> DOCUMENT EXTRACT
— Begin —
Overview

Memory allocation is the machinery that turns abstract data structures into live objects in RAM. It spans from OS primitives (pages, virtual memory) through user-space allocators (e.g., malloc/free, custom pools) to language runtimes (GC, arenas). Getting allocation right affects performance (latency, throughput, cache behavior), correctness (no leaks, no use-after-free), and security (no buffer overflows or double frees). This note unifies the conceptual layers, common allocator designs, fragmentation trade-offs, and practical patterns that make real programs fast and safe.

Note

Treat “allocation” as an API + policy problem: the interface (alloc(n), free(p)) is small; the policy (where, how big, how to split/merge, how to cache) determines performance and safety.

Motivation

Why care beyond “just call new”? Because:

  • Performance: Allocations can dominate runtime in DS-heavy code (e.g., building graphs, hash tables). Allocator choice and layout decide cache misses and TLB pressure.

  • Predictability: Real-time systems demand bounded latency; general-purpose allocators often have variable costs.

  • Safety & security: The majority of low-level exploits ride on memory misuse. Design choices (canaries, guard pages) harden systems.

  • Simplicity at scale: Pools/arenas reduce book-keeping, making bulk teardown trivial and avoiding leaks.

Definition and Formalism

At a high level:

  • Stack: automatic, LIFO frames for locals; fast pointer bump on call/return; not for long-lived or variable-sized uncontrolled objects.

  • Static / Data segment: globals; fixed lifetime.

  • Heap: dynamic storage via an allocator; lifetime controlled by program.

Allocator interface (abstract):

ptr = alloc(n)    // n bytes
free(ptr)
ptr2 = realloc(ptr, n2)

Backed by OS virtual memory via pages (commonly 4 KiB) and system calls (e.g., mmap/VirtualAlloc). User-space allocators carve these pages into blocks according to a strategy.

Fragmentation:

  • Internal: unused bytes inside allocated blocks (e.g., 28-byte request rounded to 32 with 4 bytes wasted).

  • External: free space exists but is split into chunks too small to satisfy a large request.

Internal waste is bounded by alignment & size class granularity; external waste depends on placement policy and coalescing.

Example or Illustration

Imagine a server that frequently creates small request objects (24–128 bytes) and a few big buffers (64 KiB). A size-class slab allocator handles small objects with near-zero per-object overhead and great locality, while big buffers go directly to the OS (page-aligned). On shutdown, an arena used for per-request temporaries is freed via a single reset() call — no walking thousands of individual frees.
— End —
> EXCERPTED RECORDS
— Begin —
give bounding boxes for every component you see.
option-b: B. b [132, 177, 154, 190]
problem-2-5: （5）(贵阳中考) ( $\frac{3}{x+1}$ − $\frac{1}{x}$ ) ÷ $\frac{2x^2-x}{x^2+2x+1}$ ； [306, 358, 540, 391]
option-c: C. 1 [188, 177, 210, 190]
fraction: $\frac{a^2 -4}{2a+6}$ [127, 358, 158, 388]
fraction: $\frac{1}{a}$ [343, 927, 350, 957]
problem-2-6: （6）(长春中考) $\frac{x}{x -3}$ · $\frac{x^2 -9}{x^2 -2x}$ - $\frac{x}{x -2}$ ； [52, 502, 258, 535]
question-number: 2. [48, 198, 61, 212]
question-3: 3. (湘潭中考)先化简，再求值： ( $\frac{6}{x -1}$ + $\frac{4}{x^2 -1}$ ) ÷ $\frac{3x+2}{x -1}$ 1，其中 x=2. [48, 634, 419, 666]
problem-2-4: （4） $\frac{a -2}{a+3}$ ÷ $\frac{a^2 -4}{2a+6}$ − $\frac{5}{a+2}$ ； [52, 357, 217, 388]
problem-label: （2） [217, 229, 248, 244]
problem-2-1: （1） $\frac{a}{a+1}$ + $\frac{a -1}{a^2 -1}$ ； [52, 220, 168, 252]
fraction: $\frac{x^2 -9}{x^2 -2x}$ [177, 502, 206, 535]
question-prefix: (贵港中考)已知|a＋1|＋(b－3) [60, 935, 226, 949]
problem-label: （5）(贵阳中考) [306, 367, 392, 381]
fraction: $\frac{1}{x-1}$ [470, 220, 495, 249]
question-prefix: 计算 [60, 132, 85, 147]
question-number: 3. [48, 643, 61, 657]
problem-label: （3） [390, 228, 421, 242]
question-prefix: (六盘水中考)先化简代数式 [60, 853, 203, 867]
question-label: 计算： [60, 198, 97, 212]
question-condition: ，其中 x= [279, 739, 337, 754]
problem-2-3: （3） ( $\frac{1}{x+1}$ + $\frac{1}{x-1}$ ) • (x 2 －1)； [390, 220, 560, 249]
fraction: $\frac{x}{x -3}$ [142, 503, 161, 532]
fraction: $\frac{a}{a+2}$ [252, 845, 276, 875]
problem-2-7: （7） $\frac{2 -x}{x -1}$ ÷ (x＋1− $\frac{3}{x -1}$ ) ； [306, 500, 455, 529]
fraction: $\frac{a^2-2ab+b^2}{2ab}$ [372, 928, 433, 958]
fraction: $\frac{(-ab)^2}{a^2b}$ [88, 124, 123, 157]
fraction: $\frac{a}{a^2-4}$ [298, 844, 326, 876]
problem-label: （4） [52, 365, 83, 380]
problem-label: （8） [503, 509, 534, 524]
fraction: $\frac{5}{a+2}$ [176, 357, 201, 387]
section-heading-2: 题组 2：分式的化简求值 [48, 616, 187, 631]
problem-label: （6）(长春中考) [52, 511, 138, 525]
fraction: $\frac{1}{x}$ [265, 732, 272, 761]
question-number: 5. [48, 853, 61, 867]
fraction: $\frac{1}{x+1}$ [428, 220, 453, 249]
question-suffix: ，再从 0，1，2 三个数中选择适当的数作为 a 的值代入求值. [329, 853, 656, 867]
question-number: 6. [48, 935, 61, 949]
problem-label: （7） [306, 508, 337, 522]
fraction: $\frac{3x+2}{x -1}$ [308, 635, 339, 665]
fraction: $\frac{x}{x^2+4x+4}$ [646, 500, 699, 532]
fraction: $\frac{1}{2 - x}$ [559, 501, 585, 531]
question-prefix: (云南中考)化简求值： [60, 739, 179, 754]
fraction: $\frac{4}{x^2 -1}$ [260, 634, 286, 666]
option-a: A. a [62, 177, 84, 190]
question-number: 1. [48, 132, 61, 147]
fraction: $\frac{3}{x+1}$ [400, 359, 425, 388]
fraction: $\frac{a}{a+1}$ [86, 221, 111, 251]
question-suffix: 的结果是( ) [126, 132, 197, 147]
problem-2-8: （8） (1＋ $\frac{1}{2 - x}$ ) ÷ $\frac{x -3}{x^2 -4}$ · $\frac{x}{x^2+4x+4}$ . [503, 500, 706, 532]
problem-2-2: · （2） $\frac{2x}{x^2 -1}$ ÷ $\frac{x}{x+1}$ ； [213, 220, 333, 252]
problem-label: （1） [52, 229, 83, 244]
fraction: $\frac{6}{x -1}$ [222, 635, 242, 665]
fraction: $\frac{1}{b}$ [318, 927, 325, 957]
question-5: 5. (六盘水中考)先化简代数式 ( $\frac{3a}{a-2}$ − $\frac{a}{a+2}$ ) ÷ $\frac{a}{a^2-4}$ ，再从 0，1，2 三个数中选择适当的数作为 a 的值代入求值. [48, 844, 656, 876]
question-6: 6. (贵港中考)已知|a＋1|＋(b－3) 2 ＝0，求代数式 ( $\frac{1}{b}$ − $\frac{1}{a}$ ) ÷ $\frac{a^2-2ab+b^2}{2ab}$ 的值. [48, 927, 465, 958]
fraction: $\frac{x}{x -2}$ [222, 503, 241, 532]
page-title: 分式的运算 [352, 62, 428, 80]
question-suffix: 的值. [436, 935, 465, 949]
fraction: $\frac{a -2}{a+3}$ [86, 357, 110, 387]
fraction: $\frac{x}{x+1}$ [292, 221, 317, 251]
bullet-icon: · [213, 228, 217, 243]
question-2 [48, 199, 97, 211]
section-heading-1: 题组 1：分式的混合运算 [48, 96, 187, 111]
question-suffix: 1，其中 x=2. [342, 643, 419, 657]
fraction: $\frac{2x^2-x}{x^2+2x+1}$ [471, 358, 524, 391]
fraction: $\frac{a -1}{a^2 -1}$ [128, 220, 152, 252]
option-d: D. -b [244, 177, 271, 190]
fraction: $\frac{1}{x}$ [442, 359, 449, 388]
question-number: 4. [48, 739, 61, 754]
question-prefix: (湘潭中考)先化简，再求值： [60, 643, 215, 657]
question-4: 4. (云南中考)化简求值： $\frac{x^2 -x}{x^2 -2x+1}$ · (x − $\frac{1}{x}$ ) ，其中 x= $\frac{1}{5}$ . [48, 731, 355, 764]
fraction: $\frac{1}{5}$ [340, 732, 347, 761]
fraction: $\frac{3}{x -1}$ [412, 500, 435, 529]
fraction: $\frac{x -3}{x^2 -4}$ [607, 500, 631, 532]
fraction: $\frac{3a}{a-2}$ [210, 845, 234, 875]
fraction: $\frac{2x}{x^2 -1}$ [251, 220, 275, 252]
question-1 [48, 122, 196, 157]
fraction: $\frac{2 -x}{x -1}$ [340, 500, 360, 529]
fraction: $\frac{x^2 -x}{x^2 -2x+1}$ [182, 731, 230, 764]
— End —
> PROBLEM
Give again, word for word, the part of the memory allocation overview between "Definition and Formalism" and "globals; fixed lifetime.", inclusive.

> COMPLETED EXERCISE
Definition and Formalism

At a high level:

  • Stack: automatic, LIFO frames for locals; fast pointer bump on call/return; not for long-lived or variable-sized uncontrolled objects.

  • Static / Data segment: globals; fixed lifetime.